> [WHAT THE TASK ASKS] Collect all lines containing the word "value" from the data.

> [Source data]
..........
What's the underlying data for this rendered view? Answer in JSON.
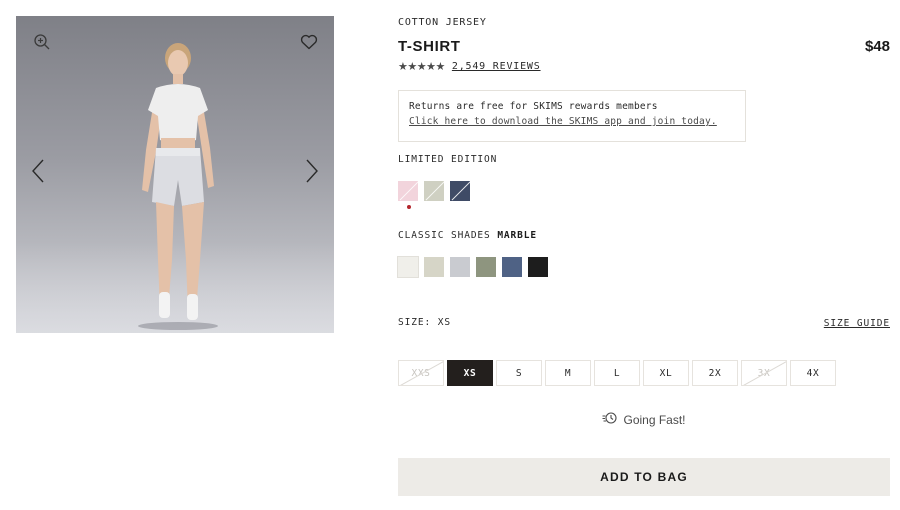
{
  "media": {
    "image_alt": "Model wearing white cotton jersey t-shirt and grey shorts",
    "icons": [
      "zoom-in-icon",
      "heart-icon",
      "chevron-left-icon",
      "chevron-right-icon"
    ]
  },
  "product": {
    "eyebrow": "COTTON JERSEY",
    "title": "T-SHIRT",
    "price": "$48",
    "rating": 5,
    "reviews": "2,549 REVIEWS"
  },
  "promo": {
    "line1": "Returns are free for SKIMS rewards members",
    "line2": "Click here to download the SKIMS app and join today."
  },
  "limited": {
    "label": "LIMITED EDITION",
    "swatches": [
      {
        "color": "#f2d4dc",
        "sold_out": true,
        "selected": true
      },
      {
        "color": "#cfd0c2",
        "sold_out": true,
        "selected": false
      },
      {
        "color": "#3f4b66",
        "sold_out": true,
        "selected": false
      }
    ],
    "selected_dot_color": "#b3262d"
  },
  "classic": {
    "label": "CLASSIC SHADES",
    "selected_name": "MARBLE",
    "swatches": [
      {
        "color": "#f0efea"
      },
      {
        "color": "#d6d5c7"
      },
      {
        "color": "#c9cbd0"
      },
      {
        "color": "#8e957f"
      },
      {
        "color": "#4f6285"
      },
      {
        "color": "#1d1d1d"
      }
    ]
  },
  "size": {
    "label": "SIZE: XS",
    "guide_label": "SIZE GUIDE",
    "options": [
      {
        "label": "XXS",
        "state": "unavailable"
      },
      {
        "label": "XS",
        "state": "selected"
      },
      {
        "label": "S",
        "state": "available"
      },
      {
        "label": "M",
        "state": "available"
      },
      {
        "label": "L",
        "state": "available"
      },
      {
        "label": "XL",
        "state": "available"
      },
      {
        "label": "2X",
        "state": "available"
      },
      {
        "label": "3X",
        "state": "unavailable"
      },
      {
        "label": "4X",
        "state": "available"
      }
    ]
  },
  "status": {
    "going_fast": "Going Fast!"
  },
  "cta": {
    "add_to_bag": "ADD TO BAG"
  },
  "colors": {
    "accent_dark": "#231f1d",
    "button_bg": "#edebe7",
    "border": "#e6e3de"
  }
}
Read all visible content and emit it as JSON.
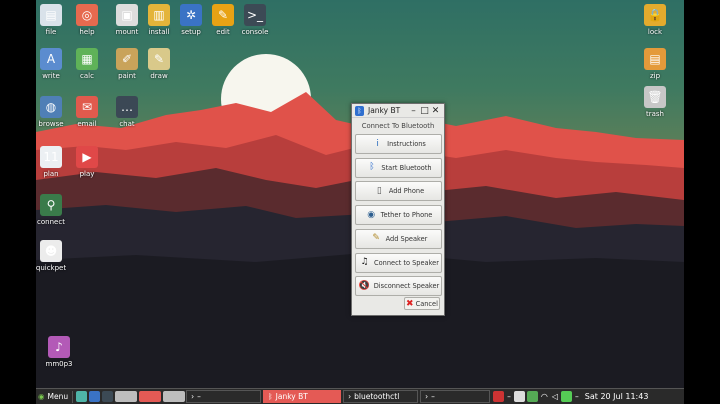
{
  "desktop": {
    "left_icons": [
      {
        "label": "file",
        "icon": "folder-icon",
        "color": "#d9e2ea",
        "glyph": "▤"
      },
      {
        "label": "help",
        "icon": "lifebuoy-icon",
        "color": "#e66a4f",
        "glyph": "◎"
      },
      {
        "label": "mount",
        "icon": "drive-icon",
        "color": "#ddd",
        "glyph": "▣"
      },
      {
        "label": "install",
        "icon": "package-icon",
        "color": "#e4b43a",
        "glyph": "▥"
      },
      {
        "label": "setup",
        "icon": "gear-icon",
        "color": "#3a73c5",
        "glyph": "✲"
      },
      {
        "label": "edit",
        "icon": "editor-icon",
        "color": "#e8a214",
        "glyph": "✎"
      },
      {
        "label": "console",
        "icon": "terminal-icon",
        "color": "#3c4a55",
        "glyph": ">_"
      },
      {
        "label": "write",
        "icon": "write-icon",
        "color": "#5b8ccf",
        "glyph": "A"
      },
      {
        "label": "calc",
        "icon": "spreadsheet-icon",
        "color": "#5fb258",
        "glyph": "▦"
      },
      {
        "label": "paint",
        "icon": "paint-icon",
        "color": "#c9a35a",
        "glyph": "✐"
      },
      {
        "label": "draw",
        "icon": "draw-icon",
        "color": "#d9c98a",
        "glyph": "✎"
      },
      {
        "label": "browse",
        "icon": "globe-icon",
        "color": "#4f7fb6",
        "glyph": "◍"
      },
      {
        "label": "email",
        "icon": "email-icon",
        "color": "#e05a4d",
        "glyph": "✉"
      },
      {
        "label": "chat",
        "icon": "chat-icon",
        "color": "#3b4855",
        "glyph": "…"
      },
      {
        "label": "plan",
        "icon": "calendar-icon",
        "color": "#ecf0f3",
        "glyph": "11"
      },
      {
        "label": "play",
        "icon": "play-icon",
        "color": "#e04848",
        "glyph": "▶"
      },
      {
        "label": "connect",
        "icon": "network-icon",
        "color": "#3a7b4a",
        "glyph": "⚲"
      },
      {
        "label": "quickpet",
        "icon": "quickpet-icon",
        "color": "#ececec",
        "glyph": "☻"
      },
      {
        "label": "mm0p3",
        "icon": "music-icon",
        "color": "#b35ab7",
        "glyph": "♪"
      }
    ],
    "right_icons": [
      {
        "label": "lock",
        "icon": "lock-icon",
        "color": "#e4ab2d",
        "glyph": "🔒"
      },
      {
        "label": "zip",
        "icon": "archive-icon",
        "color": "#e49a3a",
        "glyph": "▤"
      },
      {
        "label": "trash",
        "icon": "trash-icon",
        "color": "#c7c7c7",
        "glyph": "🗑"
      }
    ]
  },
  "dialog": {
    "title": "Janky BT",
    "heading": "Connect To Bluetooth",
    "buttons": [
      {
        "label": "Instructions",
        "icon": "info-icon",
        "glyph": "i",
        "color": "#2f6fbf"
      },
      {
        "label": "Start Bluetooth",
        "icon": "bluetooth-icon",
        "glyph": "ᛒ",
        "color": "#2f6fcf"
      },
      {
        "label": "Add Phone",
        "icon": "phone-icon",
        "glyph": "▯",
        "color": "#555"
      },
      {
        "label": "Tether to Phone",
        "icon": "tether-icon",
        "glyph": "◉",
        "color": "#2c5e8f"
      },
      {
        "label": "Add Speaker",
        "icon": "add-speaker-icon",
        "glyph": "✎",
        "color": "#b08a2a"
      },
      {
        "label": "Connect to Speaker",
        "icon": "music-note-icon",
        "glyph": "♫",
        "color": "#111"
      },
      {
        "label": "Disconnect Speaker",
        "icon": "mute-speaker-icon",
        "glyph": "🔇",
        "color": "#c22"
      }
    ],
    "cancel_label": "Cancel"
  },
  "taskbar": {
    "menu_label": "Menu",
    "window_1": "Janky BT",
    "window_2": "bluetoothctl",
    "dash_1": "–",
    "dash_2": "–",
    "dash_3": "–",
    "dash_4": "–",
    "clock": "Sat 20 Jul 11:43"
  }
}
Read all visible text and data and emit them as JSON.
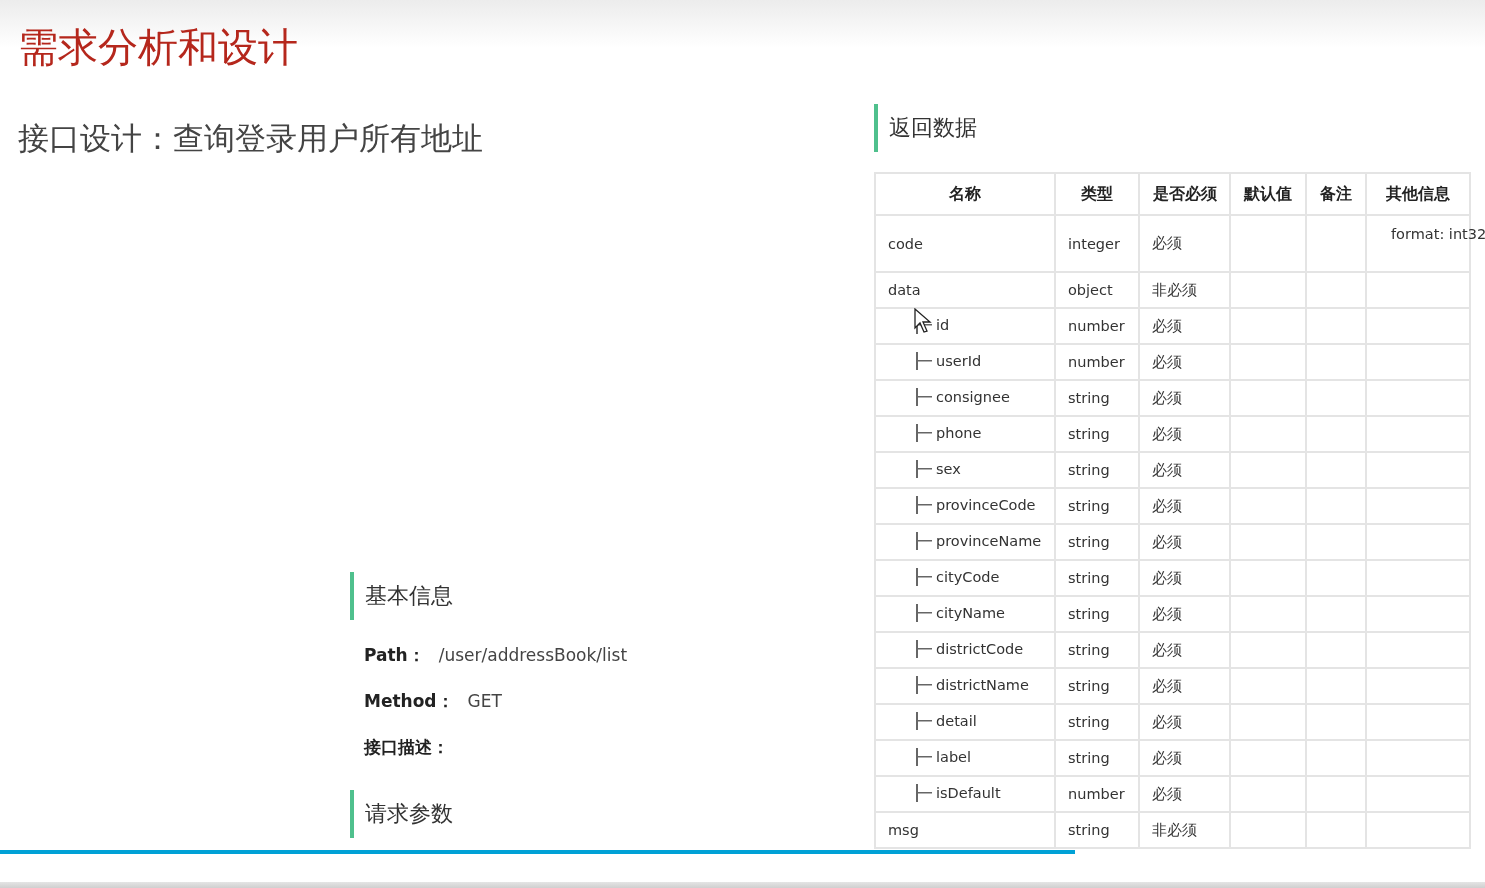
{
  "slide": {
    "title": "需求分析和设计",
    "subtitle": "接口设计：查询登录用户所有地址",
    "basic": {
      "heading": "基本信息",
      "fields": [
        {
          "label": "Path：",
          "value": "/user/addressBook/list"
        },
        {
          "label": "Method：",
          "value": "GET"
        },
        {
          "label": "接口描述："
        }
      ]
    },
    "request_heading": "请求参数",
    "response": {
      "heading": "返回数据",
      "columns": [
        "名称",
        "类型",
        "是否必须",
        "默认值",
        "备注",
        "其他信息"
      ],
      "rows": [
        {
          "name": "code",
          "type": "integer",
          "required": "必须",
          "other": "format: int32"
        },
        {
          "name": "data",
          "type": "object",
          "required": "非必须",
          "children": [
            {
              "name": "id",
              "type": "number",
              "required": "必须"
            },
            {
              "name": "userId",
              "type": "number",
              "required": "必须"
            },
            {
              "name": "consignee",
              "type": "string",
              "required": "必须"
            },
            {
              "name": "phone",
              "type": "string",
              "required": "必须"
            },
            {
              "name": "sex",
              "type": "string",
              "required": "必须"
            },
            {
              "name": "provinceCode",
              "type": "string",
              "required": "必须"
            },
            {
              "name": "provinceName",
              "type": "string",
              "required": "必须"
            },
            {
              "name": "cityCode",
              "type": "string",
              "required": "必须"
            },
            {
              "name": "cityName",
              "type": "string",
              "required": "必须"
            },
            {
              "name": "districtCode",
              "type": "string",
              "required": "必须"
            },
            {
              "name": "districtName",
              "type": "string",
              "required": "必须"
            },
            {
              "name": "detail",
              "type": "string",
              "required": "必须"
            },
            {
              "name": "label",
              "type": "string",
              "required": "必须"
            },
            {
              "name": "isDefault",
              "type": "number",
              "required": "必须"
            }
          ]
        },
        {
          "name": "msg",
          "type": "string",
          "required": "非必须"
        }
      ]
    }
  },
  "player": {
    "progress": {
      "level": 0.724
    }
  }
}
..........
> [TASK RESPONSE]
          "value": "/user/addressBook/list"
          "value": "GET"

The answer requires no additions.